(Dataset records)
__________
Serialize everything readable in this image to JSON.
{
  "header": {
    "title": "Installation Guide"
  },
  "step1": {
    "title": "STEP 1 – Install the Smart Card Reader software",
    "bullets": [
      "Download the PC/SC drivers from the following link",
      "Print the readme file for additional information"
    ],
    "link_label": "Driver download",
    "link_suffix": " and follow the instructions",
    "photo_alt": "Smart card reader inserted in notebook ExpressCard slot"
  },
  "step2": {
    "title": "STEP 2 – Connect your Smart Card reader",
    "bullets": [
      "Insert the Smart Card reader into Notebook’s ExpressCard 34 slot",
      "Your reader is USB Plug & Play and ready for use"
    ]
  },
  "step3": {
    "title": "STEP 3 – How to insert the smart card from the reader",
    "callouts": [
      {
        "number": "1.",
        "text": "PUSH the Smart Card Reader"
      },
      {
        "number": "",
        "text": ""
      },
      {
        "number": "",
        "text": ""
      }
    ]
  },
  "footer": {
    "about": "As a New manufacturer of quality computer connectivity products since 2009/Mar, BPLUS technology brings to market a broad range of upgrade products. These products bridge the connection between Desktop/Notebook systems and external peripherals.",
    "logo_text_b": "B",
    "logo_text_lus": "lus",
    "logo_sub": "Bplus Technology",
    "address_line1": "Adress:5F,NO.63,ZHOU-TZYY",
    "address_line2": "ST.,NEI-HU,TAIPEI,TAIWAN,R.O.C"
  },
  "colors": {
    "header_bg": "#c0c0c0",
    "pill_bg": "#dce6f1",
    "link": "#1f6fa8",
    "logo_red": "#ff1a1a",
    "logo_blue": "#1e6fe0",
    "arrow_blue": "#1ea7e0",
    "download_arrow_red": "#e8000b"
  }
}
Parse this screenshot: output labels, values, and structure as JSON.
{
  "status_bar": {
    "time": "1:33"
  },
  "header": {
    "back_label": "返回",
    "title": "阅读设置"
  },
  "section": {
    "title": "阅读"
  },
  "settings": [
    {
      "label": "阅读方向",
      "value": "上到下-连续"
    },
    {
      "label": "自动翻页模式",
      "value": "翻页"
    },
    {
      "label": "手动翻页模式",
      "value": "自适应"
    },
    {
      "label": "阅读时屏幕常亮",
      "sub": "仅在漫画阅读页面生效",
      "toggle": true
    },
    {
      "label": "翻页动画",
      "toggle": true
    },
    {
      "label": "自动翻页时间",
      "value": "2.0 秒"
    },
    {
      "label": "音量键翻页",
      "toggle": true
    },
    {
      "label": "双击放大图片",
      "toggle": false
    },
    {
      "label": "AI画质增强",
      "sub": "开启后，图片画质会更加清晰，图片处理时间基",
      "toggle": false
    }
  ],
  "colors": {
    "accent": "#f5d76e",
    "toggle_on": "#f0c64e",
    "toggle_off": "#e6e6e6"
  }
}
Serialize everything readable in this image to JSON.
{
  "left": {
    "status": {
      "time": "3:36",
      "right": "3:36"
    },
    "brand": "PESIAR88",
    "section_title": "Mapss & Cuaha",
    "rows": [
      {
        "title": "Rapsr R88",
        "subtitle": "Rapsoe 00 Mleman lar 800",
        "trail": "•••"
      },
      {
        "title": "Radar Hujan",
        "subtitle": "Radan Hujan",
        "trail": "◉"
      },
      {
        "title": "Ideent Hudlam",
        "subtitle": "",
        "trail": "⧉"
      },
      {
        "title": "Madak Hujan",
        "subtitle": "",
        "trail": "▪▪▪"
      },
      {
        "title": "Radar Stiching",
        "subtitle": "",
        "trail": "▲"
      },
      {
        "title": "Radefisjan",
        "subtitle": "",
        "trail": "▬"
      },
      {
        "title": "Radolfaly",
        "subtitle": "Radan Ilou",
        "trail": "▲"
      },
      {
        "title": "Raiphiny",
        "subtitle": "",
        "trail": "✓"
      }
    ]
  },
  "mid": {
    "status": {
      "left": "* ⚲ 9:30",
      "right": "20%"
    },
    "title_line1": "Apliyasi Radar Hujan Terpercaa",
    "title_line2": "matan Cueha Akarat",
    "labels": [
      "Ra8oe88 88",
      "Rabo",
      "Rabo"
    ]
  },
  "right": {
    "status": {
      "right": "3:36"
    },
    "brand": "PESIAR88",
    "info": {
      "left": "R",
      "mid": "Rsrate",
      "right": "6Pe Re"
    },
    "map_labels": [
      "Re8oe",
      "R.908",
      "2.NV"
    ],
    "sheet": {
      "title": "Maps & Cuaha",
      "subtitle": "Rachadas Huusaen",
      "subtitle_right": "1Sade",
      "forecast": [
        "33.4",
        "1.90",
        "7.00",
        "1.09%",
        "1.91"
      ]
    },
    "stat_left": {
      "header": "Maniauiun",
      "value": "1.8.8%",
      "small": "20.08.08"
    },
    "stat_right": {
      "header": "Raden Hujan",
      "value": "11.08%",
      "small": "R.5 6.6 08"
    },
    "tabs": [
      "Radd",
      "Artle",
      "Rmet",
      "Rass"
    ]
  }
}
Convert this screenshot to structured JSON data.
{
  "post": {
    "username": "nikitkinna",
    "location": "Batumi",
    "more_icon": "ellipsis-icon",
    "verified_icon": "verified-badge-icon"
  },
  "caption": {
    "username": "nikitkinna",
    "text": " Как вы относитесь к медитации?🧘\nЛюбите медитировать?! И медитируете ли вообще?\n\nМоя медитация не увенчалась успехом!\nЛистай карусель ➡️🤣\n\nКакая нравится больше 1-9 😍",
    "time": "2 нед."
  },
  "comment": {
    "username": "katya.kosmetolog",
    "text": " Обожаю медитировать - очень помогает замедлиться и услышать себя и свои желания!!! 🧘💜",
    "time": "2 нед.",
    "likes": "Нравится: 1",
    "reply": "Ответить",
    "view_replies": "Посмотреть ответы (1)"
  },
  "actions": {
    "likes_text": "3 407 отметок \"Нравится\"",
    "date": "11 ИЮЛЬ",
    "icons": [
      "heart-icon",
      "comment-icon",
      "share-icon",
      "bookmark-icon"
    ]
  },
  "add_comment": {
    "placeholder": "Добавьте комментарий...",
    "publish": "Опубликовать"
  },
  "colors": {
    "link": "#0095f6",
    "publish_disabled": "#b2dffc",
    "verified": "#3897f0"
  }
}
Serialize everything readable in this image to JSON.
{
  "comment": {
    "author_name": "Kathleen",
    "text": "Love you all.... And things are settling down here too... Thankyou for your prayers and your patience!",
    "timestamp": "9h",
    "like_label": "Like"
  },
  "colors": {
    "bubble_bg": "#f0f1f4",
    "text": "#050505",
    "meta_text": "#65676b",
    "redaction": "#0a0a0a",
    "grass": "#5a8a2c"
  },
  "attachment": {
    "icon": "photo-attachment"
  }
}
__________
## [WHAT TO WORK ON]
Would you reproduce the material above in full, exactly as given?

## [RESULT]
Serialize everything readable in this image to JSON.
{
  "header": {
    "title": "Installation Guide"
  },
  "step1": {
    "title": "STEP 1 – Install the Smart Card Reader software",
    "bullets": [
      "Download the PC/SC drivers from the following link",
      "Print the readme file for additional information"
    ],
    "link_label": "Driver download",
    "link_suffix": " and follow the instructions",
    "photo_alt": "Smart card reader inserted in notebook ExpressCard slot"
  },
  "step2": {
    "title": "STEP 2 – Connect your Smart Card reader",
    "bullets": [
      "Insert the Smart Card reader into Notebook’s ExpressCard 34 slot",
      "Your reader is USB Plug & Play and ready for use"
    ]
  },
  "step3": {
    "title": "STEP 3 – How to insert the smart card from the reader",
    "callouts": [
      {
        "number": "1.",
        "text": "PUSH the Smart Card Reader"
      },
      {
        "number": "",
        "text": ""
      },
      {
        "number": "",
        "text": ""
      }
    ]
  },
  "footer": {
    "about": "As a New manufacturer of quality computer connectivity products since 2009/Mar, BPLUS technology brings to market a broad range of upgrade products. These products bridge the connection between Desktop/Notebook systems and external peripherals.",
    "logo_text_b": "B",
    "logo_text_lus": "lus",
    "logo_sub": "Bplus Technology",
    "address_line1": "Adress:5F,NO.63,ZHOU-TZYY",
    "address_line2": "ST.,NEI-HU,TAIPEI,TAIWAN,R.O.C"
  },
  "colors": {
    "header_bg": "#c0c0c0",
    "pill_bg": "#dce6f1",
    "link": "#1f6fa8",
    "logo_red": "#ff1a1a",
    "logo_blue": "#1e6fe0",
    "arrow_blue": "#1ea7e0",
    "download_arrow_red": "#e8000b"
  }
}
Parse this screenshot: output labels, values, and structure as JSON.
{
  "status_bar": {
    "time": "1:33"
  },
  "header": {
    "back_label": "返回",
    "title": "阅读设置"
  },
  "section": {
    "title": "阅读"
  },
  "settings": [
    {
      "label": "阅读方向",
      "value": "上到下-连续"
    },
    {
      "label": "自动翻页模式",
      "value": "翻页"
    },
    {
      "label": "手动翻页模式",
      "value": "自适应"
    },
    {
      "label": "阅读时屏幕常亮",
      "sub": "仅在漫画阅读页面生效",
      "toggle": true
    },
    {
      "label": "翻页动画",
      "toggle": true
    },
    {
      "label": "自动翻页时间",
      "value": "2.0 秒"
    },
    {
      "label": "音量键翻页",
      "toggle": true
    },
    {
      "label": "双击放大图片",
      "toggle": false
    },
    {
      "label": "AI画质增强",
      "sub": "开启后，图片画质会更加清晰，图片处理时间基",
      "toggle": false
    }
  ],
  "colors": {
    "accent": "#f5d76e",
    "toggle_on": "#f0c64e",
    "toggle_off": "#e6e6e6"
  }
}
Serialize everything readable in this image to JSON.
{
  "left": {
    "status": {
      "time": "3:36",
      "right": "3:36"
    },
    "brand": "PESIAR88",
    "section_title": "Mapss & Cuaha",
    "rows": [
      {
        "title": "Rapsr R88",
        "subtitle": "Rapsoe 00 Mleman lar 800",
        "trail": "•••"
      },
      {
        "title": "Radar Hujan",
        "subtitle": "Radan Hujan",
        "trail": "◉"
      },
      {
        "title": "Ideent Hudlam",
        "subtitle": "",
        "trail": "⧉"
      },
      {
        "title": "Madak Hujan",
        "subtitle": "",
        "trail": "▪▪▪"
      },
      {
        "title": "Radar Stiching",
        "subtitle": "",
        "trail": "▲"
      },
      {
        "title": "Radefisjan",
        "subtitle": "",
        "trail": "▬"
      },
      {
        "title": "Radolfaly",
        "subtitle": "Radan Ilou",
        "trail": "▲"
      },
      {
        "title": "Raiphiny",
        "subtitle": "",
        "trail": "✓"
      }
    ]
  },
  "mid": {
    "status": {
      "left": "* ⚲ 9:30",
      "right": "20%"
    },
    "title_line1": "Apliyasi Radar Hujan Terpercaa",
    "title_line2": "matan Cueha Akarat",
    "labels": [
      "Ra8oe88 88",
      "Rabo",
      "Rabo"
    ]
  },
  "right": {
    "status": {
      "right": "3:36"
    },
    "brand": "PESIAR88",
    "info": {
      "left": "R",
      "mid": "Rsrate",
      "right": "6Pe Re"
    },
    "map_labels": [
      "Re8oe",
      "R.908",
      "2.NV"
    ],
    "sheet": {
      "title": "Maps & Cuaha",
      "subtitle": "Rachadas Huusaen",
      "subtitle_right": "1Sade",
      "forecast": [
        "33.4",
        "1.90",
        "7.00",
        "1.09%",
        "1.91"
      ]
    },
    "stat_left": {
      "header": "Maniauiun",
      "value": "1.8.8%",
      "small": "20.08.08"
    },
    "stat_right": {
      "header": "Raden Hujan",
      "value": "11.08%",
      "small": "R.5 6.6 08"
    },
    "tabs": [
      "Radd",
      "Artle",
      "Rmet",
      "Rass"
    ]
  }
}
Convert this screenshot to structured JSON data.
{
  "post": {
    "username": "nikitkinna",
    "location": "Batumi",
    "more_icon": "ellipsis-icon",
    "verified_icon": "verified-badge-icon"
  },
  "caption": {
    "username": "nikitkinna",
    "text": " Как вы относитесь к медитации?🧘\nЛюбите медитировать?! И медитируете ли вообще?\n\nМоя медитация не увенчалась успехом!\nЛистай карусель ➡️🤣\n\nКакая нравится больше 1-9 😍",
    "time": "2 нед."
  },
  "comment": {
    "username": "katya.kosmetolog",
    "text": " Обожаю медитировать - очень помогает замедлиться и услышать себя и свои желания!!! 🧘💜",
    "time": "2 нед.",
    "likes": "Нравится: 1",
    "reply": "Ответить",
    "view_replies": "Посмотреть ответы (1)"
  },
  "actions": {
    "likes_text": "3 407 отметок \"Нравится\"",
    "date": "11 ИЮЛЬ",
    "icons": [
      "heart-icon",
      "comment-icon",
      "share-icon",
      "bookmark-icon"
    ]
  },
  "add_comment": {
    "placeholder": "Добавьте комментарий...",
    "publish": "Опубликовать"
  },
  "colors": {
    "link": "#0095f6",
    "publish_disabled": "#b2dffc",
    "verified": "#3897f0"
  }
}
Serialize everything readable in this image to JSON.
{
  "comment": {
    "author_name": "Kathleen",
    "text": "Love you all.... And things are settling down here too... Thankyou for your prayers and your patience!",
    "timestamp": "9h",
    "like_label": "Like"
  },
  "colors": {
    "bubble_bg": "#f0f1f4",
    "text": "#050505",
    "meta_text": "#65676b",
    "redaction": "#0a0a0a",
    "grass": "#5a8a2c"
  },
  "attachment": {
    "icon": "photo-attachment"
  }
}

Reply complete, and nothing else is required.